> [What is asked] Pick every line from the data that holds the word "Autodesk".

##### Dataset extract #####

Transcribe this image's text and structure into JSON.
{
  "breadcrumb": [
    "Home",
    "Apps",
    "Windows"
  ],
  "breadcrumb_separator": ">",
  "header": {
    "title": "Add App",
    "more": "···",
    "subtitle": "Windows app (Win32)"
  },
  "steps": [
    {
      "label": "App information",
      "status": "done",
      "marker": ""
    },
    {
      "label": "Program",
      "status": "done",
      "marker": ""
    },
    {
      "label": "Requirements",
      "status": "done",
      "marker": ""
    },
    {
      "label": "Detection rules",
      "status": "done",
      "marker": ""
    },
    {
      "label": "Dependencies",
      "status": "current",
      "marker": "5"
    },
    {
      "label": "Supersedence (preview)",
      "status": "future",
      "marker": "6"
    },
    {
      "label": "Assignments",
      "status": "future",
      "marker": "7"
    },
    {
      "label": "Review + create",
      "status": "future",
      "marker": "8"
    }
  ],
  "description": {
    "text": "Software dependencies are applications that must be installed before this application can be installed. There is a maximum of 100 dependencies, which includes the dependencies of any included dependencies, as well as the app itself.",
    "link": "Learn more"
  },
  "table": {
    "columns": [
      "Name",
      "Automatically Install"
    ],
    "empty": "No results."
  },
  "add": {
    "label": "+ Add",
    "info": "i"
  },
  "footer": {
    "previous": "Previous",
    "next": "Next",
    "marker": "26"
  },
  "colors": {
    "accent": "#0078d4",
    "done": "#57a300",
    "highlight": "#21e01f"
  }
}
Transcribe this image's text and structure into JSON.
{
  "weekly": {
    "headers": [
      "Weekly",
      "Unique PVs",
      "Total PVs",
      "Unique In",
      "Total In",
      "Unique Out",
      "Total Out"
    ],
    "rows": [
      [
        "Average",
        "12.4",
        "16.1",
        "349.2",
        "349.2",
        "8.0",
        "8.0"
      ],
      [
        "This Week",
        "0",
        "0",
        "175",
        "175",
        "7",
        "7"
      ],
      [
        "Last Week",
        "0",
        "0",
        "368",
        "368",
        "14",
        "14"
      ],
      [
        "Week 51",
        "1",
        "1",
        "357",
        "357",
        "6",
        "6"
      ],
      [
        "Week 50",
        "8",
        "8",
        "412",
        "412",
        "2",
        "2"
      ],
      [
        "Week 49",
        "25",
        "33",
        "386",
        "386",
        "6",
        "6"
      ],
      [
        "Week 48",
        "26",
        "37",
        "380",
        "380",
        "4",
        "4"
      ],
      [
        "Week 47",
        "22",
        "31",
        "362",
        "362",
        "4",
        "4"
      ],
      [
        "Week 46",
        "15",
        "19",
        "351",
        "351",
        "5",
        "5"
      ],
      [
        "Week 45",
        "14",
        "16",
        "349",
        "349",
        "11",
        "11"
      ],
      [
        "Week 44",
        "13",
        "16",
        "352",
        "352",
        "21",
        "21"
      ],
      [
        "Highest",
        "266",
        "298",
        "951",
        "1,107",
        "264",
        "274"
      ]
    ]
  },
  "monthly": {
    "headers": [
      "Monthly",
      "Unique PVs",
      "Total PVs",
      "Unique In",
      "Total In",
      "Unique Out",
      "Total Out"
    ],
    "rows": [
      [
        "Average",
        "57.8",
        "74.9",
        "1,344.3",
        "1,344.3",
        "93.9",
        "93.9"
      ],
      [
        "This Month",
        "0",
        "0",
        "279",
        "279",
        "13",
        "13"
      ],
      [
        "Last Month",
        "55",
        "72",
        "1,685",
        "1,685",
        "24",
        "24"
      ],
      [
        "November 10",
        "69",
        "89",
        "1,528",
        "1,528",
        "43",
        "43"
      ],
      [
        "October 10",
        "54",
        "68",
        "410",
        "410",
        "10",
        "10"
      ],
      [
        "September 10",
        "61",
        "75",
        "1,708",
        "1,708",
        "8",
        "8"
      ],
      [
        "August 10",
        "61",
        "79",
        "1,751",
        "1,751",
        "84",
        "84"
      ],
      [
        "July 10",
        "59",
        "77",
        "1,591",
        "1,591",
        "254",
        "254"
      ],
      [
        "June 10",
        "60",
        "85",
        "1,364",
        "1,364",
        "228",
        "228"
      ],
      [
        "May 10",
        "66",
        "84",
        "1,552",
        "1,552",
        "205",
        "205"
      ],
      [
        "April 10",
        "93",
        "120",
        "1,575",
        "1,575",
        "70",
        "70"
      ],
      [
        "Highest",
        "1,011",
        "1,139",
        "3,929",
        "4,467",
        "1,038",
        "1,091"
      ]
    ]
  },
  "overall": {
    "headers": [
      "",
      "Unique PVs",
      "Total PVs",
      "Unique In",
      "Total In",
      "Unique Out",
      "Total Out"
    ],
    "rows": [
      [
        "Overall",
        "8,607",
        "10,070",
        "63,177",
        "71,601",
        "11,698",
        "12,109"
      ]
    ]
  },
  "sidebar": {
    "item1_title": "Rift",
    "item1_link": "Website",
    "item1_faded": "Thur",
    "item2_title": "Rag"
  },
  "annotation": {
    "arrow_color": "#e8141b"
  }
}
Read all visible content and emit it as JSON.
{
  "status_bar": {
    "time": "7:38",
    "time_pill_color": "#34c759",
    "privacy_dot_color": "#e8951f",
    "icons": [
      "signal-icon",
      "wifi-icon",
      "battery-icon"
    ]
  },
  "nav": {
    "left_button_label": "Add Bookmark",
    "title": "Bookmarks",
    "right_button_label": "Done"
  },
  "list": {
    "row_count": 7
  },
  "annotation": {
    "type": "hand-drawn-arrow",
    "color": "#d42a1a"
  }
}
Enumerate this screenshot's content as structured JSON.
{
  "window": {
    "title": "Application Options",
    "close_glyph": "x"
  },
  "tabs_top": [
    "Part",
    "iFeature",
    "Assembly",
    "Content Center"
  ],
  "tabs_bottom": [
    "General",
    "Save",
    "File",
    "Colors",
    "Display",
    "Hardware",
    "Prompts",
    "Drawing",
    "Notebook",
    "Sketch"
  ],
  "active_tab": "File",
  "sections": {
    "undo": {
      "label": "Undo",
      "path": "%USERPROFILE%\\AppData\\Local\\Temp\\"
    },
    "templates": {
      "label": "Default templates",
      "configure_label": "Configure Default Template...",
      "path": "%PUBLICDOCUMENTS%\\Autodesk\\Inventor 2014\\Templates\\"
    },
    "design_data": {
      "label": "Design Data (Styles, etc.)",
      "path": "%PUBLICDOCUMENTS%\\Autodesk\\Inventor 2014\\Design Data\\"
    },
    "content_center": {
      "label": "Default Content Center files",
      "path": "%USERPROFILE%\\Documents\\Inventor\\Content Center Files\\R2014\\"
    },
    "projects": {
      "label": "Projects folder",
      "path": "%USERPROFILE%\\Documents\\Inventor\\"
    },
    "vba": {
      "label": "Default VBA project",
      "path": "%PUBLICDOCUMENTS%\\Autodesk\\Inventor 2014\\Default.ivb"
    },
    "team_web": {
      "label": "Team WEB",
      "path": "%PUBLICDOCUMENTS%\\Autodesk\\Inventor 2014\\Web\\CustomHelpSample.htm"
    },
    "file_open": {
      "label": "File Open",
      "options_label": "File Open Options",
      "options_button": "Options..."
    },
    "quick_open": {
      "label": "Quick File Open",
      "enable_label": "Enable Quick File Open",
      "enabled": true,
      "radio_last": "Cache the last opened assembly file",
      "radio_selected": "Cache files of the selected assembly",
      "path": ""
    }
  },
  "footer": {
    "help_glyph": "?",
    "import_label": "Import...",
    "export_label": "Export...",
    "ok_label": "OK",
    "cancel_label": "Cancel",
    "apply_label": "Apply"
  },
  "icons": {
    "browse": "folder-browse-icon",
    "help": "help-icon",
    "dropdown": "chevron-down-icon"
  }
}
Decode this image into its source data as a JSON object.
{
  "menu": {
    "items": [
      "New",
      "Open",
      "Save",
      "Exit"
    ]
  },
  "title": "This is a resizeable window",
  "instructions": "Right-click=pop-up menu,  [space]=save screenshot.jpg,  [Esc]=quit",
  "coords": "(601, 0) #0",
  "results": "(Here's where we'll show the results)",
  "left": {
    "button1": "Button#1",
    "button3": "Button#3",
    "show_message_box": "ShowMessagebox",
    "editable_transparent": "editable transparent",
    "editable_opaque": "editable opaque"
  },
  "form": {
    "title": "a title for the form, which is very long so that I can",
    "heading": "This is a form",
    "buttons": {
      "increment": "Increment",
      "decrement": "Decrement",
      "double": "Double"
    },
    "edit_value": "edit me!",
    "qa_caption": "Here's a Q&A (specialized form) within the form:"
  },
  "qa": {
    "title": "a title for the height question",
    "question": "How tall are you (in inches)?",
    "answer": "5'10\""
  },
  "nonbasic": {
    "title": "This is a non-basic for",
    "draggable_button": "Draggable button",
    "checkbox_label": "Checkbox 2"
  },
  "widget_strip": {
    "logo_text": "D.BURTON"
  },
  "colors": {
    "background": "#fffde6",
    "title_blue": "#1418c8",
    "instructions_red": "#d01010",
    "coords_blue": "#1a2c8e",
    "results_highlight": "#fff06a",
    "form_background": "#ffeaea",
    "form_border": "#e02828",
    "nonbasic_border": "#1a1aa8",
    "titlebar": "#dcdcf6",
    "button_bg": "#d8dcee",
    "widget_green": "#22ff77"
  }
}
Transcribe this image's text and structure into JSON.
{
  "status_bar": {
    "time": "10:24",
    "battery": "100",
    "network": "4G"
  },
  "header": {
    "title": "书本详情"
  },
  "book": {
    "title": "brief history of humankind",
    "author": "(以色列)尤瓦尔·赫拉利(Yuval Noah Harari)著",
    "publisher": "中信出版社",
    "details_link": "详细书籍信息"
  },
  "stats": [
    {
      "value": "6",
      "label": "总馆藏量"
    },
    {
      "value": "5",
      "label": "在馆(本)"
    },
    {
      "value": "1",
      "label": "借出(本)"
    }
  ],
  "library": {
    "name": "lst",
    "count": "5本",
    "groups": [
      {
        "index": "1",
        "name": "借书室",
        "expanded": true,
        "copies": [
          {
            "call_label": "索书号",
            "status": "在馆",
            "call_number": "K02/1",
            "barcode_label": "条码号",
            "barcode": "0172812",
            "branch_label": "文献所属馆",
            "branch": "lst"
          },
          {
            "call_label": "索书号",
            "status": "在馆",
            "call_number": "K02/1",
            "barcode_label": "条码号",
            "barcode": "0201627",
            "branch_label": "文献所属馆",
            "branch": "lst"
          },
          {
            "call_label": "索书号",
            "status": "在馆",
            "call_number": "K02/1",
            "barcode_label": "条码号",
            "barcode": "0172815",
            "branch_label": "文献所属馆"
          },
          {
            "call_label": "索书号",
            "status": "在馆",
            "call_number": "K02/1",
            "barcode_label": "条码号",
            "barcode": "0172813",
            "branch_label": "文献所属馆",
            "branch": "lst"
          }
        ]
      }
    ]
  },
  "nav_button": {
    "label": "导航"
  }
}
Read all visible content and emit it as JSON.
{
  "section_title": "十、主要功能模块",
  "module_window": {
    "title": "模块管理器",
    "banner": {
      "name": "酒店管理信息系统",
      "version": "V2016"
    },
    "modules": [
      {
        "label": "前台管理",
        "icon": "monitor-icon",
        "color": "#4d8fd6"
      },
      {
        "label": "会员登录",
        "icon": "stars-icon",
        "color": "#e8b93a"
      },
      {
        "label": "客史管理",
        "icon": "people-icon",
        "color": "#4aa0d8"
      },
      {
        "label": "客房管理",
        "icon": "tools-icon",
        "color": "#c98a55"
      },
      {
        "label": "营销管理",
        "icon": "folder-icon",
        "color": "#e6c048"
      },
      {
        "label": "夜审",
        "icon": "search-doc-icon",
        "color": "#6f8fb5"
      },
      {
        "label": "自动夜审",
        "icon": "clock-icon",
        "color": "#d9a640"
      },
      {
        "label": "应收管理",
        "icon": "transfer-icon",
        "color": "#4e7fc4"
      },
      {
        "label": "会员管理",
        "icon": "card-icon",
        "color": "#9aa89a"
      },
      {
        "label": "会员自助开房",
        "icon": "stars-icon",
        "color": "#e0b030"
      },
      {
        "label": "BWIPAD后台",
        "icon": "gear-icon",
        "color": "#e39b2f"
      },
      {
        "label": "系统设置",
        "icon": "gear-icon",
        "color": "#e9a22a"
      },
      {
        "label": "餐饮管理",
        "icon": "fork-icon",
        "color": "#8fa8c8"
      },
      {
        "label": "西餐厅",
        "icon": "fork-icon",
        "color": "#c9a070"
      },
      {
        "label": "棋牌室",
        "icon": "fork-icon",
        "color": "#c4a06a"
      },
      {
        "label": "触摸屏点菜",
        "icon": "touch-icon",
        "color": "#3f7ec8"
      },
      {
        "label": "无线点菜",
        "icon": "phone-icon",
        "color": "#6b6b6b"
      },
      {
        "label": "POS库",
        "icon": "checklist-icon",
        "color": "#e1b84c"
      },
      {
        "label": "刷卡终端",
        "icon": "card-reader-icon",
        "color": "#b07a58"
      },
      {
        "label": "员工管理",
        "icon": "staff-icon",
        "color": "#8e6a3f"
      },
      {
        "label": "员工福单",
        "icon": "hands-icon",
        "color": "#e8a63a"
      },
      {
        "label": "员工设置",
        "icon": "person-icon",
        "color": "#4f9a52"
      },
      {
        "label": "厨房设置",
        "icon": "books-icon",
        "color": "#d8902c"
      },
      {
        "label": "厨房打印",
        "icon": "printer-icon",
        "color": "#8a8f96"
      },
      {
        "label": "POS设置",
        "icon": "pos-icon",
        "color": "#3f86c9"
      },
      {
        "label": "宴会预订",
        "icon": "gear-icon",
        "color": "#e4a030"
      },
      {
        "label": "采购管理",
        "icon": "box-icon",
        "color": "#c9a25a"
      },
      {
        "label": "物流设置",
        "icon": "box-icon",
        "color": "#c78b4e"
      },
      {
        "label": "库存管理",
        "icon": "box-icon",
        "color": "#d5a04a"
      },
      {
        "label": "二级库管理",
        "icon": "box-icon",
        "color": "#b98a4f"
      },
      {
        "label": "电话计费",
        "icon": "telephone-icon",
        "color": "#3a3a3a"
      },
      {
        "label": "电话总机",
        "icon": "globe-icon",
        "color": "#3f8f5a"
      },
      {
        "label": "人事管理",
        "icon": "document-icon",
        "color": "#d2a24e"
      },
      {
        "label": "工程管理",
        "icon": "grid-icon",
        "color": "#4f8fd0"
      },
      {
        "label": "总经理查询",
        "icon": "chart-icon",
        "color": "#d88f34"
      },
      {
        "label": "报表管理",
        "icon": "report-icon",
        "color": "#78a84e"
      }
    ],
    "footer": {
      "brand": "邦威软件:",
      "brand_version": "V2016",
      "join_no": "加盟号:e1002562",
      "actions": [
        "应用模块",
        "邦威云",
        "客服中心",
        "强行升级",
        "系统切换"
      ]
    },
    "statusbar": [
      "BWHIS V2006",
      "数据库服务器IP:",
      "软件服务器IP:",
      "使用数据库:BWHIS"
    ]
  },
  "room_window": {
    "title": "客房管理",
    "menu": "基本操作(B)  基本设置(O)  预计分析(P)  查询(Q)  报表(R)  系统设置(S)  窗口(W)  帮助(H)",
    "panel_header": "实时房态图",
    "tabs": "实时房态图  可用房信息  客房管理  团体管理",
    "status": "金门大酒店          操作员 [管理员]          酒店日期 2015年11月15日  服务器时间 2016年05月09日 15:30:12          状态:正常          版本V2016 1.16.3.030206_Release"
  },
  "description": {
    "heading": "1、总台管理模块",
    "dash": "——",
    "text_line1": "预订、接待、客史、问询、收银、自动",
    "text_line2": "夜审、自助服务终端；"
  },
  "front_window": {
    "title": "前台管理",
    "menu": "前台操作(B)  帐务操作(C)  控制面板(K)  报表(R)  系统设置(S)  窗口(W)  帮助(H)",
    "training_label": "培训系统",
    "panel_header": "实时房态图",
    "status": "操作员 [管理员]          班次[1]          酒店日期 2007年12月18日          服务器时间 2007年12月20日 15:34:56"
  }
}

#####

> [The answer]
      "path": "%PUBLICDOCUMENTS%\\Autodesk\\Inventor 2014\\Templates\\"
      "path": "%PUBLICDOCUMENTS%\\Autodesk\\Inventor 2014\\Design Data\\"
      "path": "%PUBLICDOCUMENTS%\\Autodesk\\Inventor 2014\\Default.ivb"
      "path": "%PUBLICDOCUMENTS%\\Autodesk\\Inventor 2014\\Web\\CustomHelpSample.htm"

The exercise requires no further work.